▶ [Listing]
◇ ◇ ◇ ◇

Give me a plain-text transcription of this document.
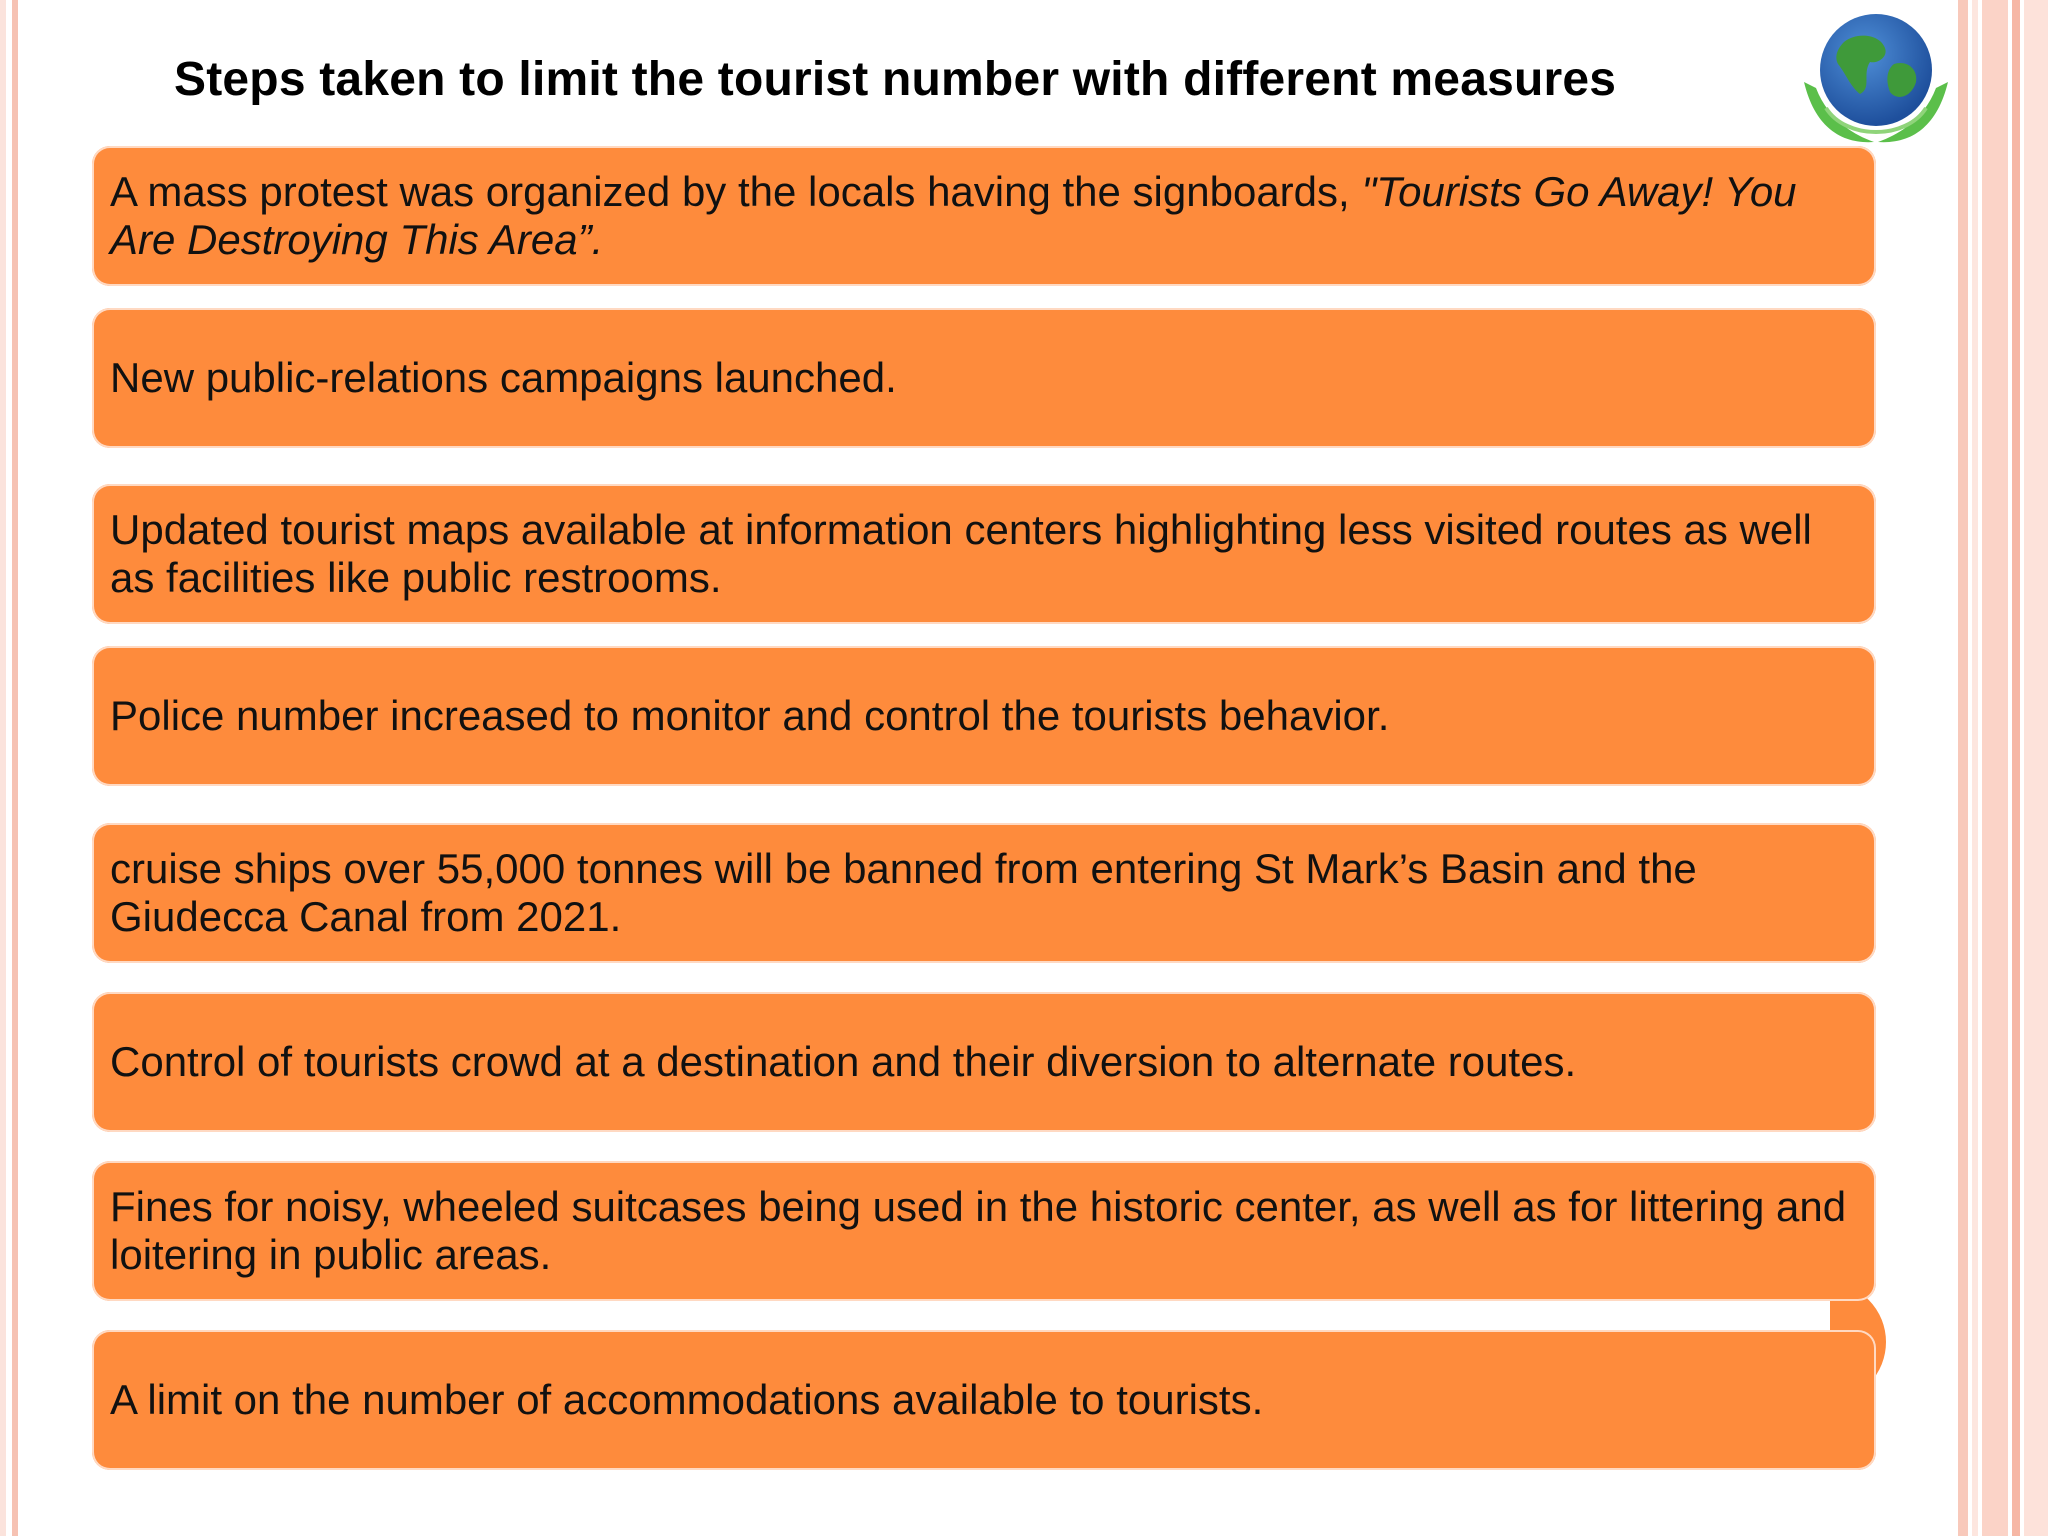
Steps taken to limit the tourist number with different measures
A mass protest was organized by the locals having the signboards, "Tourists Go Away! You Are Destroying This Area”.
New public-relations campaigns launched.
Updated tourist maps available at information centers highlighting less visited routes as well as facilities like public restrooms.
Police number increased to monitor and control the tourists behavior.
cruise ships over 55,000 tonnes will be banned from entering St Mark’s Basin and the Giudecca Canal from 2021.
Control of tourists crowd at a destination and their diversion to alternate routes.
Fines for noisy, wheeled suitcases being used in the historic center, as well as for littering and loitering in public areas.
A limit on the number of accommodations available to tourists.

◇ ◇ ◇ ◇

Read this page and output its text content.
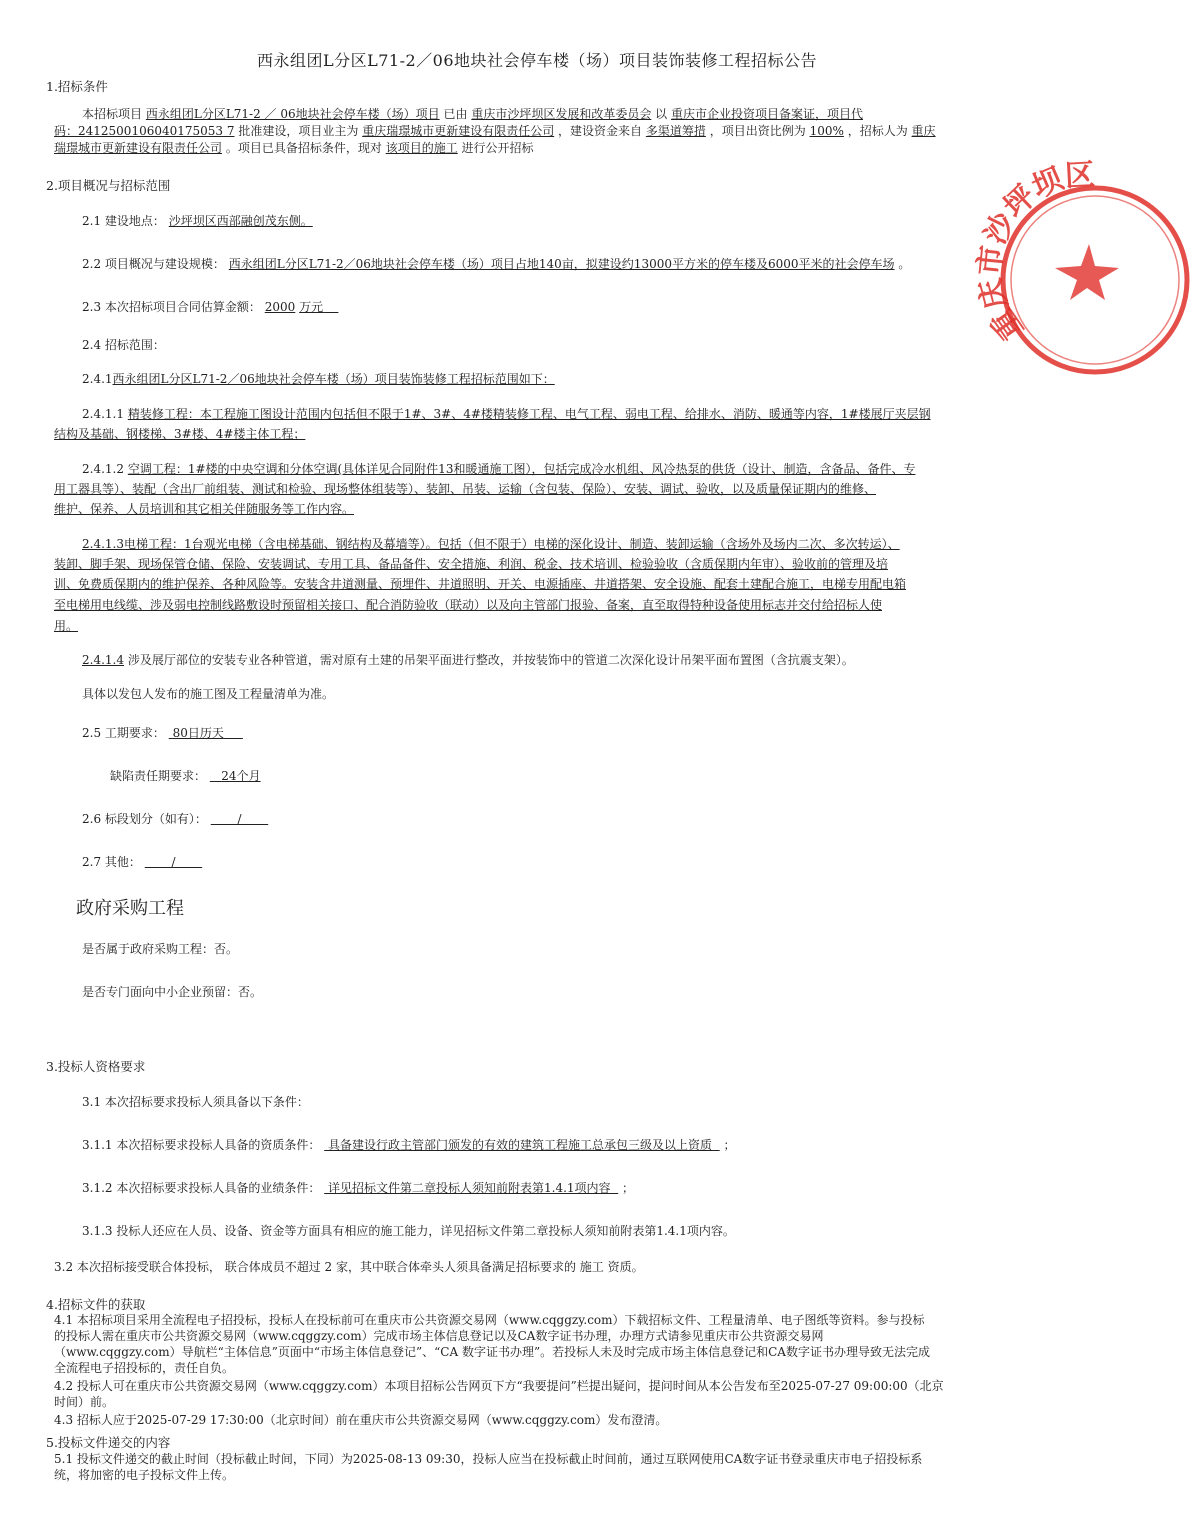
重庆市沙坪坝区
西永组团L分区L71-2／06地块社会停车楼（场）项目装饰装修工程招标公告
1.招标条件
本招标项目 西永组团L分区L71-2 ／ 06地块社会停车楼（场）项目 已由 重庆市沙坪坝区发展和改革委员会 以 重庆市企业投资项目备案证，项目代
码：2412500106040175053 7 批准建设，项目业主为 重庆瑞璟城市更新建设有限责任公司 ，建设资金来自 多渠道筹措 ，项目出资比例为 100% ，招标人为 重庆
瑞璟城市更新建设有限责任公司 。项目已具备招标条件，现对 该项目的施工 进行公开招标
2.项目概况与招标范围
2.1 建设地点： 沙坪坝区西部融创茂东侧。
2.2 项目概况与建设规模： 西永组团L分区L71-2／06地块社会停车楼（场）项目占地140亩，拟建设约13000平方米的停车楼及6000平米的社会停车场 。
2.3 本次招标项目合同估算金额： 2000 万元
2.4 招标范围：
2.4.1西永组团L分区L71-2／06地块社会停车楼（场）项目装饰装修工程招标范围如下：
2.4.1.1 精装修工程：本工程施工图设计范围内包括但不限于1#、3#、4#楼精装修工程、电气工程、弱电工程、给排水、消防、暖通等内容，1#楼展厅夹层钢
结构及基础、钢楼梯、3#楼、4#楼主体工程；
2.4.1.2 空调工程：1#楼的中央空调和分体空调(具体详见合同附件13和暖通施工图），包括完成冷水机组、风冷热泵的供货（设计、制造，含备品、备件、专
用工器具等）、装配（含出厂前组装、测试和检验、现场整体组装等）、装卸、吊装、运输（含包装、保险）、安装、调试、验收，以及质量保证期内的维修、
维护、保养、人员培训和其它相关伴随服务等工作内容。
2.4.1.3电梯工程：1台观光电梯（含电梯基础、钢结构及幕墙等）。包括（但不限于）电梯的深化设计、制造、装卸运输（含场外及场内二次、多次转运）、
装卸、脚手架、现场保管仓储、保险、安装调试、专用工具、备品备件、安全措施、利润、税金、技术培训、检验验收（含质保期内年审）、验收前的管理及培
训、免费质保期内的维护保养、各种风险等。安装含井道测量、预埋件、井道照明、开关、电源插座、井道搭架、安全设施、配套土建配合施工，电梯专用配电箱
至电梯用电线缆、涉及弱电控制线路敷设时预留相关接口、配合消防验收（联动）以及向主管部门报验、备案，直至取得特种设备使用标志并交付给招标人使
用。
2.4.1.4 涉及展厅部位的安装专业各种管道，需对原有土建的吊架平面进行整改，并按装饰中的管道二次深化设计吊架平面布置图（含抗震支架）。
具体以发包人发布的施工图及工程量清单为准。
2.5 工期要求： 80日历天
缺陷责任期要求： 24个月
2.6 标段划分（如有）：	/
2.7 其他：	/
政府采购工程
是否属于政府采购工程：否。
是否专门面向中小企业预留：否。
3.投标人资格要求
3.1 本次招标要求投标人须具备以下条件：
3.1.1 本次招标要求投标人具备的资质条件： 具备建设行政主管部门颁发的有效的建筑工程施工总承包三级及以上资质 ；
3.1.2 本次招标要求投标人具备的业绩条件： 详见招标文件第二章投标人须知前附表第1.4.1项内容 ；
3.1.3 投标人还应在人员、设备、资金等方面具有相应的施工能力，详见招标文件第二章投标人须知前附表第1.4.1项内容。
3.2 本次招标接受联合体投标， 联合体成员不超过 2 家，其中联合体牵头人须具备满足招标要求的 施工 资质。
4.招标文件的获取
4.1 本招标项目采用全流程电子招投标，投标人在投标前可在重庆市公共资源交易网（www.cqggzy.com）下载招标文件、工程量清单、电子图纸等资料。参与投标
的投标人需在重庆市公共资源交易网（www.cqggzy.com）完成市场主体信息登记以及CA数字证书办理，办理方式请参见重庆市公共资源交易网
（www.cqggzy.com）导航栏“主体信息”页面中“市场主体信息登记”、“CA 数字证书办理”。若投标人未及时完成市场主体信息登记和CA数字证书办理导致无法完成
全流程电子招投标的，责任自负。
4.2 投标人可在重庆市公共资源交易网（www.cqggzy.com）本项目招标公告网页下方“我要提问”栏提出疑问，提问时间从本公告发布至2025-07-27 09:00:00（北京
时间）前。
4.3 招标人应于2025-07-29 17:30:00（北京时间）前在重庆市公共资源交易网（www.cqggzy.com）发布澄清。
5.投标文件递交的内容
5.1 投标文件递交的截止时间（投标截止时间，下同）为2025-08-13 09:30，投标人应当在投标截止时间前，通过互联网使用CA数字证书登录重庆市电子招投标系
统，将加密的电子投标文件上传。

◇ ◇ ◇ ◇

Tell how many lines of the records above hold the string "cqggzy". Give no other text.

▶ [The response] 5